#### EXCERPT PROVIDED

§

After a design doc is finalized (before planning)
After an implementation plan passes review (before execution)
After implementation is complete (before finishing)
Anytime you want adversarial review of any artifact
When the build pipeline calls for red-teaming

The Iterative Loop

digraph red_team_loop {
  "Dispatch FRESH Devil's Advocate" -> "Reviewer returns findings";
  "Reviewer returns findings" -> "No Fatal/Significant issues" [label="clean"];
  "No Fatal/Significant issues" -> "Artifact approved -- proceed";
  "Reviewer returns findings" -> "Fatal/Significant issues found";
  "Fatal/Significant issues found" -> "Dispatch fix agent";
  "Dispatch fix agent" -> "Score issues (Fatal=3, Significant=1)";
  "Score issues (Fatal=3, Significant=1)" -> "Compare weighted score to prior round";
  "Compare weighted score to prior round" -> "Dispatch FRESH Devil's Advocate" [label="strictly lower score = progress"];
  "Compare weighted score to prior round" -> "Escalate to user" [label="same or higher score = stagnation"];
  "Reviewer returns findings" -> "Escalate to user" [label="architectural concern"];
}

Rules

Fresh reviewer every round — dispatch a NEW subagent each time. Never pass prior findings to the next reviewer. Each reviewer sees the artifact cold.
Stagnation = escalation — use weighted scoring to detect stagnation (see below). If the weighted score does not strictly decrease, stop and escalate to user with full findings from both rounds.
Architectural concerns bypass the loop — immediate escalation regardless of round or progress.
No round cap — loop as long as each round makes progress. The caller (e.g., crucible:quality-gate) may impose a global safety limit.

§

#### EXERCISE REQUIREMENTS
1. Under the "Rules" heading of the red-team review loop excerpt, list the short name that begins each rule.
2. Write the next part of the red-team review loop excerpt, picking up after its final rule.

§

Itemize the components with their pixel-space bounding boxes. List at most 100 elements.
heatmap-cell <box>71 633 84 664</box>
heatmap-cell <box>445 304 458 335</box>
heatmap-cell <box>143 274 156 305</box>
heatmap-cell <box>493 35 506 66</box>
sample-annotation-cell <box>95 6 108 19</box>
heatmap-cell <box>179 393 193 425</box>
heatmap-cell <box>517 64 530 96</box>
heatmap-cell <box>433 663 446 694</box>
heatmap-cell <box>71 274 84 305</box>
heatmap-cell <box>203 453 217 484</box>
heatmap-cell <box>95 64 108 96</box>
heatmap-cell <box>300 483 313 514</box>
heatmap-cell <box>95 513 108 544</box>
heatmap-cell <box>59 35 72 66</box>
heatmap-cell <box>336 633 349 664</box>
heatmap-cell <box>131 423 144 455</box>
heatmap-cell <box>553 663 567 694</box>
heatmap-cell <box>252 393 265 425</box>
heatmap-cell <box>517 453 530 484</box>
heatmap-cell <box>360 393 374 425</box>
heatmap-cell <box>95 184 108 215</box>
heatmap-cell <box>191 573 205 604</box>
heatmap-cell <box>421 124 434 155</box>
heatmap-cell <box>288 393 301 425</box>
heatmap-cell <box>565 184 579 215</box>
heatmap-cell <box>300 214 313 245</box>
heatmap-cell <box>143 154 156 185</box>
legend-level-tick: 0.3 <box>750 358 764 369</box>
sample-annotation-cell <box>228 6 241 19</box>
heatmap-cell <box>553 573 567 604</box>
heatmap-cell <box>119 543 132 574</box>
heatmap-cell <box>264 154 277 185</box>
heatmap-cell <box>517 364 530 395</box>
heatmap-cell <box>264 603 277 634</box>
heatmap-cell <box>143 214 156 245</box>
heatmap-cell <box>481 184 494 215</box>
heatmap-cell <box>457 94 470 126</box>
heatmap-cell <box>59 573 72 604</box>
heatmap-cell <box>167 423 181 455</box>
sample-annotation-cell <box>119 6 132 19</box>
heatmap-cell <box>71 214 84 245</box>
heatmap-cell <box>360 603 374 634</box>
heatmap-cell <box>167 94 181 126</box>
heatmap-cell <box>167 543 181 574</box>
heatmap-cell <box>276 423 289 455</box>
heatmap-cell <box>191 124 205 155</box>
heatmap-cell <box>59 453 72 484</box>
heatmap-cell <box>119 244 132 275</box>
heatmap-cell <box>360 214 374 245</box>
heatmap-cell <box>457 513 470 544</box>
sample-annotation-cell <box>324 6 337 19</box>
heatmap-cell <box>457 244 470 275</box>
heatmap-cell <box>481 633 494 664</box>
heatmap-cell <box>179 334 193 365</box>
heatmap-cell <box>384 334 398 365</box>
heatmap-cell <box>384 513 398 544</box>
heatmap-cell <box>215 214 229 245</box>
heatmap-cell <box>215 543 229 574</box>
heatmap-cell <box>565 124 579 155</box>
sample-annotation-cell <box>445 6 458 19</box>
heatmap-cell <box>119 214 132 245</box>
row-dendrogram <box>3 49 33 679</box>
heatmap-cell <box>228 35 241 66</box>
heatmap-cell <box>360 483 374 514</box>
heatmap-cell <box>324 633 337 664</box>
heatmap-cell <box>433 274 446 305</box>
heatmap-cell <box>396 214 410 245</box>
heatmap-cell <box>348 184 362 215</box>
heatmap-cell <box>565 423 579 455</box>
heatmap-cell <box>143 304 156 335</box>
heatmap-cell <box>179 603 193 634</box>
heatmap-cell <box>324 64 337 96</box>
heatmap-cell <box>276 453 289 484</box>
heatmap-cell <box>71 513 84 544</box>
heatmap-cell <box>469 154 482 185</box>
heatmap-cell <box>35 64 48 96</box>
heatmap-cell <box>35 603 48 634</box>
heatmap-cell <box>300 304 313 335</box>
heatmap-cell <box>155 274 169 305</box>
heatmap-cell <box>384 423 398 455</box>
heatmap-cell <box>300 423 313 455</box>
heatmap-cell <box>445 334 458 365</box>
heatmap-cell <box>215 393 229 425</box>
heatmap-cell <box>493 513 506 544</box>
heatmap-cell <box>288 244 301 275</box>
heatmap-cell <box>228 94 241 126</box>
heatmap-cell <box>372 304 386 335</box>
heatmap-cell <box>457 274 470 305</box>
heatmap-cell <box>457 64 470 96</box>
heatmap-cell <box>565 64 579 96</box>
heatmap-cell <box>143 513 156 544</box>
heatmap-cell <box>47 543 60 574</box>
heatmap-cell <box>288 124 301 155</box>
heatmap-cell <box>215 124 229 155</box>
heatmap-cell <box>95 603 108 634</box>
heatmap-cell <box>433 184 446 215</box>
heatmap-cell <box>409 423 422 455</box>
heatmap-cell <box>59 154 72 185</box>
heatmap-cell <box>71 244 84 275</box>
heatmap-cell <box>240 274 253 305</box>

§

#### IN RESPONSE
1.
- Fresh reviewer every round
- Stagnation = escalation
- Architectural concerns bypass the loop
- No round cap

2.
Only Fatal and Significant count — Minor observations are logged but don't count toward stagnation and don't trigger fix rounds.

Stagnation Detection

Stagnation uses weighted scoring, not raw issue counts. This prevents false stagnation when Fatal issues are converted to Significant ones (which is genuine progress).

Weights: Fatal = 3 points, Significant = 1 point.

Example: Round 1 finds 2 Fatal + 1 Significant = score 7. Fixer eliminates both Fatals but surfaces 3 new Significants. Round 2 finds 0 Fatal + 3 Significant = score 3. That is progress (3 < 7), not stagnation.

Progress requires EITHER:

Weighted score strictly lower than prior round, OR
Fatal count strictly lower AND weighted score same-or-lower

If neither condition is met, that is stagnation. Escalate to user with findings from both rounds.

Issue Classification

The Devil's Advocate MUST classify every challenge:

Fatal: Artifact will fail or produce broken output. Must be addressed.
Significant: Artifact will work but has a meaningful risk or missed opportunity. Should be addressed.
Minor: Nitpick or preference. Log it but don't block.

Per-Round Ledger and Cost-Cap Signals (standalone mode only, #303)

Per-round ledger (standalone mode only, #303): After each round's findings are produced and before the fix dispatch (if non-clean) or the round's terminal write (if clean), emit round-N-ledger.md to the run's scratch directory in this format:

# Round N Ledger

Artifact-type: <code | hypothesis | mockup | translation>
Total findings: N (F: x, S: y, M: z)
New since round N-1: K   (on round 1, K = total findings — no prior round)
Accepted: P (all findings — v0.1)
Deferred: 0 (v0.1 — see issue #305 for v1.0)
DR signal: <fired | not fired>
Cost-cap signal: <fired | not fired>

## Accepted
- [Fatal] <finding-id>: <one-line summary>
- [Significant] <finding-id>: <one-line summary>

## Deferred (v1.0 — empty in v0.1)
(none)

The ledger is emitted every round regardless of cost_cap_threshold / dr_signal_findings values (those args control prompts, not emission).

Diminishing-return signal (standalone-mode, interactive only, #303): When dr_signal_findings != null AND LOCAL round ≥ 2 AND the count of NEW (delta-vs-prior-round) Fatal+Significant findings ≤ dr_signal_findings, emit prompt: "Red-team round N surfaced only K NEW Fatal+Significant findings. Diminishing returns reached. Continue or escalate?" Non-interactive: log DR signal: fired in the round ledger; no prompt; loop continues.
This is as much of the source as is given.